» GIVEN INSTRUCTION
Report only the number of lines in this material that include "nicht".

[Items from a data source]
• • • •

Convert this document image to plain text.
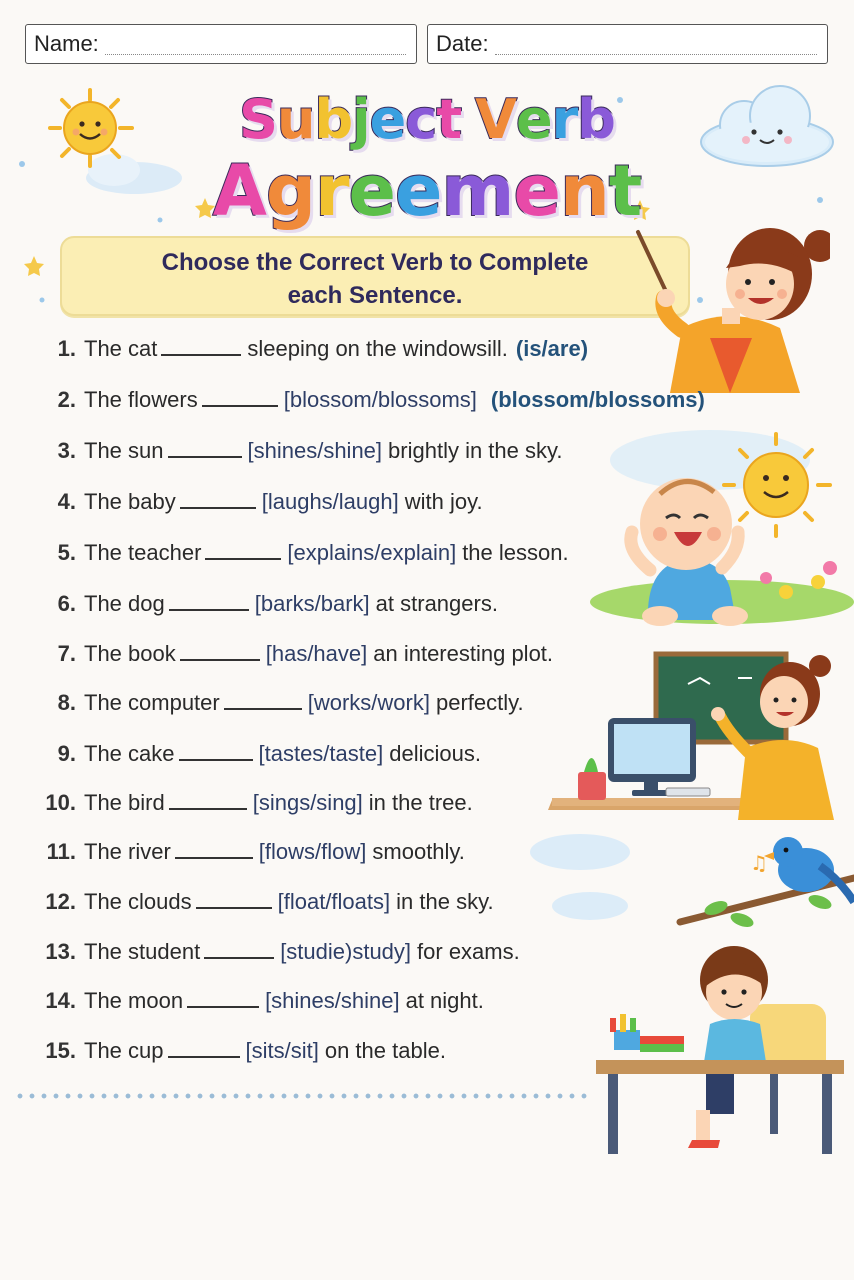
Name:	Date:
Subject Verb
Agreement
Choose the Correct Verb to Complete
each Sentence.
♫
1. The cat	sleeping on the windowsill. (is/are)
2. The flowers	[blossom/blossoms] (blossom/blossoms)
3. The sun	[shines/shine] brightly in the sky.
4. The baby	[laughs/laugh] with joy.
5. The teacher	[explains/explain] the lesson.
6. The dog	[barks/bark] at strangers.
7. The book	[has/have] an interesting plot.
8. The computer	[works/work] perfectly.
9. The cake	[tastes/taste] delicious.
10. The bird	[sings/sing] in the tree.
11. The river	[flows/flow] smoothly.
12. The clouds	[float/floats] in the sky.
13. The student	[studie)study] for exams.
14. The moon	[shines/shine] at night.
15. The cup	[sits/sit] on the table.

• • • •

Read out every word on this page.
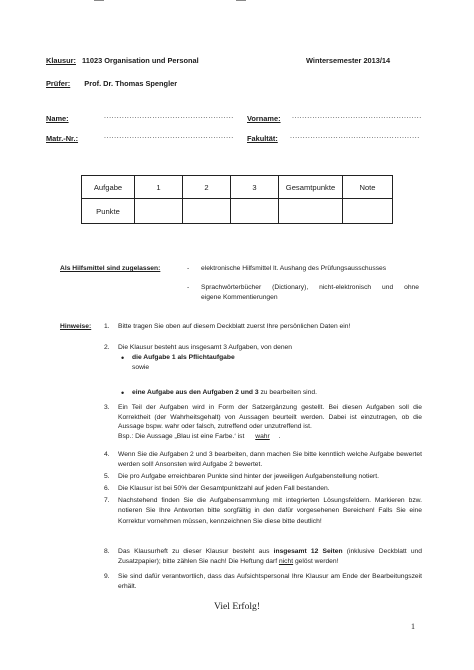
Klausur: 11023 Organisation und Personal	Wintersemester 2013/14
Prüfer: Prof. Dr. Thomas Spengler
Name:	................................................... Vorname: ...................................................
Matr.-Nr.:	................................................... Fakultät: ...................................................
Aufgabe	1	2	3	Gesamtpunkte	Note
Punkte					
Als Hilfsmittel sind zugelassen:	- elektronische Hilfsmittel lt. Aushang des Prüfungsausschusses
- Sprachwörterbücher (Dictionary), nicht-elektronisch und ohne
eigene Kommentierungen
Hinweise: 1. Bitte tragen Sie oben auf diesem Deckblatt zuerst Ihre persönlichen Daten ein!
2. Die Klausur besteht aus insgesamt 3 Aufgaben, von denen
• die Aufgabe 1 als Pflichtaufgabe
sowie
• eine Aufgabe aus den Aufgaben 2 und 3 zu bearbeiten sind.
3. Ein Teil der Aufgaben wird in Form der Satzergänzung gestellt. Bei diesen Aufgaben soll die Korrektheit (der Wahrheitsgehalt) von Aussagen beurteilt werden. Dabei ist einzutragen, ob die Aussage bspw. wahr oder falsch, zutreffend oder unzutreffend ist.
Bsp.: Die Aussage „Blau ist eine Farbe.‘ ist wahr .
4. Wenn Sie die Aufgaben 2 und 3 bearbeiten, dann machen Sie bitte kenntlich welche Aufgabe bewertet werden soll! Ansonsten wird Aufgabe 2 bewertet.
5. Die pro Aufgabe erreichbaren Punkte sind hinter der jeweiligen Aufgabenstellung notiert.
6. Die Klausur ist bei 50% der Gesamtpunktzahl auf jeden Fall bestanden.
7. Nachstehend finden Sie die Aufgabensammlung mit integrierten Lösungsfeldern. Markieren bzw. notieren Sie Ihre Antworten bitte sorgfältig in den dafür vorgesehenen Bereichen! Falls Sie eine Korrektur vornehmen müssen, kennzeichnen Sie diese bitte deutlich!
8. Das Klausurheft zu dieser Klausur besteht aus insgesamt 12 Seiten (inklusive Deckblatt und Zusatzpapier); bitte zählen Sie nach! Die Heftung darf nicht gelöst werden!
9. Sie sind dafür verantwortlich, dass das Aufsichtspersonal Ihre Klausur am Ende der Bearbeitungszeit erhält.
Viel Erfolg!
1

• • • •

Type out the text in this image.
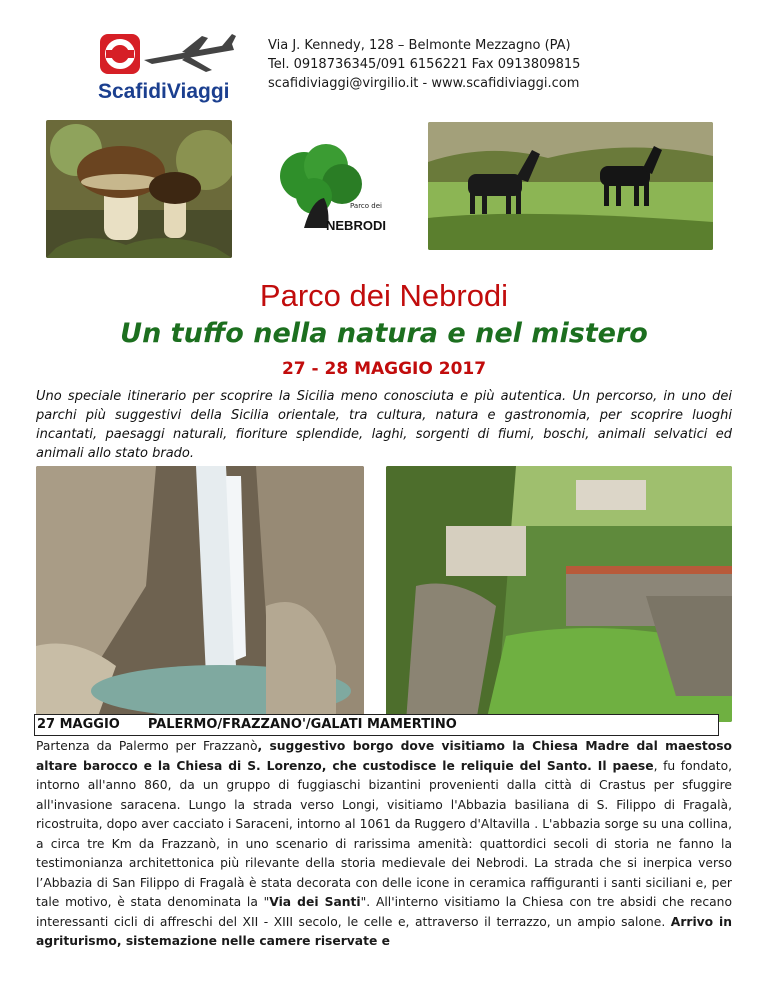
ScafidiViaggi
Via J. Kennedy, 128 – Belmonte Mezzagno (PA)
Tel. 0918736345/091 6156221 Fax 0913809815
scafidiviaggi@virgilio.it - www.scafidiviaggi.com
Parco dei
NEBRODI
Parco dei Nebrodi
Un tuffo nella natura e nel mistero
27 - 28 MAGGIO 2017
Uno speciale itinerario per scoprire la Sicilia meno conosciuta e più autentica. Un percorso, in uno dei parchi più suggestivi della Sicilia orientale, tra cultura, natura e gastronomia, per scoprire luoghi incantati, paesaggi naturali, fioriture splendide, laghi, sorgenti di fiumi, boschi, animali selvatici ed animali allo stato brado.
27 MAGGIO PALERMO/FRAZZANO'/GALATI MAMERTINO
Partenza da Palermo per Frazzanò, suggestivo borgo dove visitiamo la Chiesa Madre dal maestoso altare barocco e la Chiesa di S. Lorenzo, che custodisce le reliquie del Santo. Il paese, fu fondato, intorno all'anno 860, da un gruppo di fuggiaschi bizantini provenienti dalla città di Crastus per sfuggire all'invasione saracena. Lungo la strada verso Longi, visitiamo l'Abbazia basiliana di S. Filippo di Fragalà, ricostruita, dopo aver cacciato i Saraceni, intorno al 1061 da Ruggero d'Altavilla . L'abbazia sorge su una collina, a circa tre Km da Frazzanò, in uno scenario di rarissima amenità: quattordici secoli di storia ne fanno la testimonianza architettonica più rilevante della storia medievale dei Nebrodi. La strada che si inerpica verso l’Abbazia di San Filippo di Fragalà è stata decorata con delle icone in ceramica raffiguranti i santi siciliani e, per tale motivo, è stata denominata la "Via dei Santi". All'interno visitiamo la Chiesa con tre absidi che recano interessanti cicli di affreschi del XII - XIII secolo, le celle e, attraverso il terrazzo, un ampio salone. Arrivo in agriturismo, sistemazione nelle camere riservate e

• • • •

» WRITTEN RESPONSE
2